**EXERCISE REQUIREMENTS**
In the listing below, locate the lines that hold the string "viser". Copy those lines.

--- START OF PROVIDED DATA ---

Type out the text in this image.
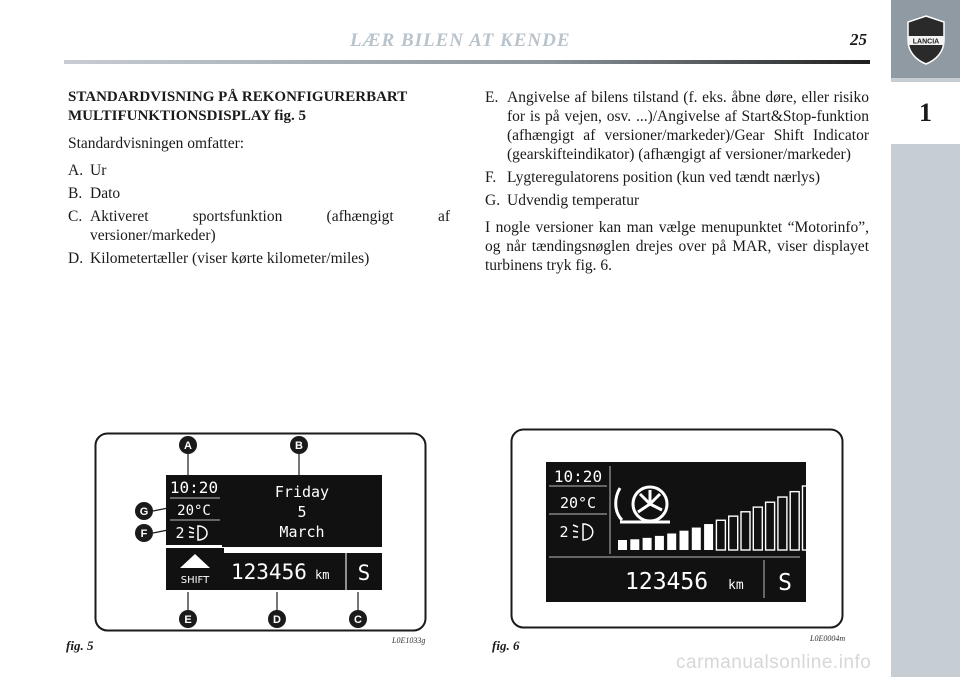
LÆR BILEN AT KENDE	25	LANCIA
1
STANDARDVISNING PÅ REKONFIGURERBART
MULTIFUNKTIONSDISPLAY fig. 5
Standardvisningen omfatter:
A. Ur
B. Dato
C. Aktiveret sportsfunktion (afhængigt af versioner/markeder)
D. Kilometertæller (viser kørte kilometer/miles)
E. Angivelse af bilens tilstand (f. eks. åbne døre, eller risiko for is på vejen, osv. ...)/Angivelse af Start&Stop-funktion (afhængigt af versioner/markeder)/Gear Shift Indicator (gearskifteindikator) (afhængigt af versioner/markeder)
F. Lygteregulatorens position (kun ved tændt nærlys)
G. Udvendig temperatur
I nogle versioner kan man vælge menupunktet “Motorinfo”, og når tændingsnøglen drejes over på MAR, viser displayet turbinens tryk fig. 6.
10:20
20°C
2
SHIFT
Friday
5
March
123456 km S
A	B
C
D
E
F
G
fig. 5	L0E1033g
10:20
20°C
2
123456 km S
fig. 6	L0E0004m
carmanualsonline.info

--- END OF PROVIDED DATA ---
--- START OF PROVIDED DATA ---

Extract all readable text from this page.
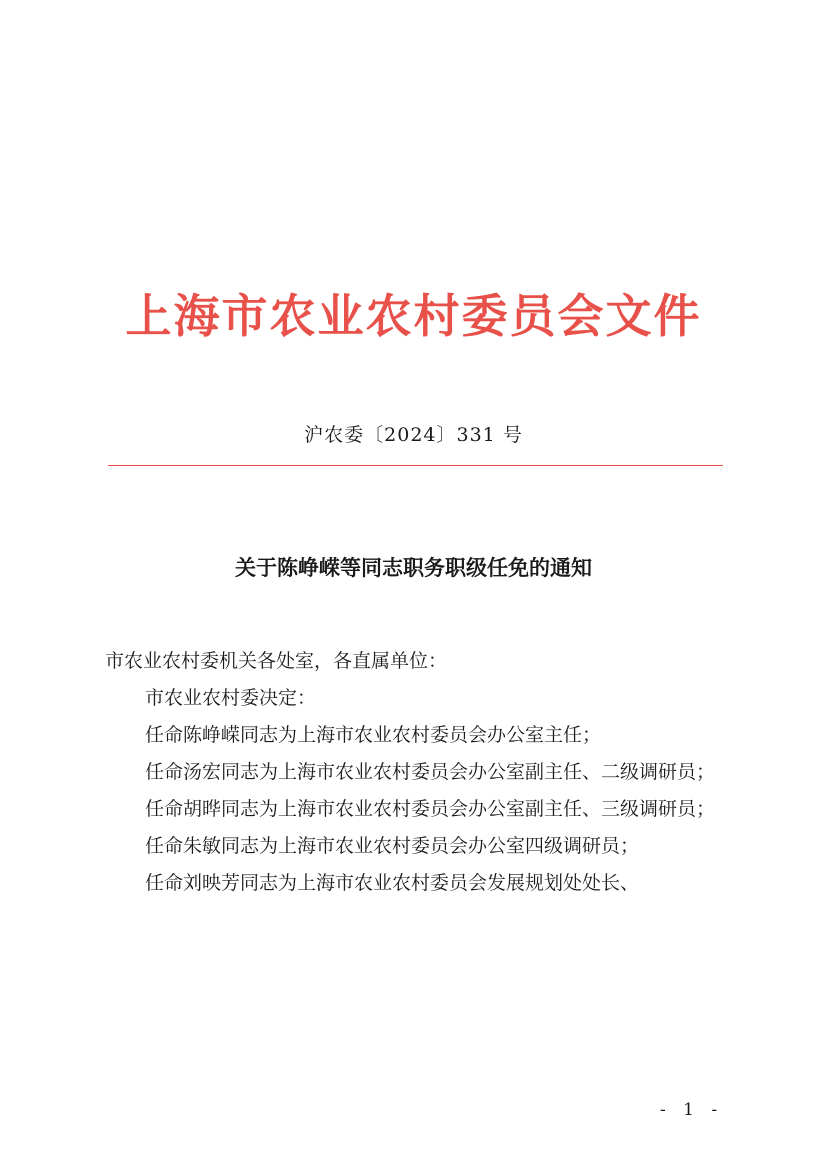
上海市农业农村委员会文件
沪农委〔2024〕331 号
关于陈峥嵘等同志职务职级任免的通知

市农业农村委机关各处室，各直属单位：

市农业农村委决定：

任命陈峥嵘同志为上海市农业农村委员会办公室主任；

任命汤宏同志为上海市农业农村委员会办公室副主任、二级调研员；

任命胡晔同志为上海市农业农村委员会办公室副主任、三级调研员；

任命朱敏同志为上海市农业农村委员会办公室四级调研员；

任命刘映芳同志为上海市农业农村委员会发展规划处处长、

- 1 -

--- END OF PROVIDED DATA ---

**CORRECT OUTPUT**
D. Kilometertæller (viser kørte kilometer/miles)
I nogle versioner kan man vælge menupunktet “Motorinfo”, og når tændingsnøglen drejes over på MAR, viser displayet turbinens tryk fig. 6.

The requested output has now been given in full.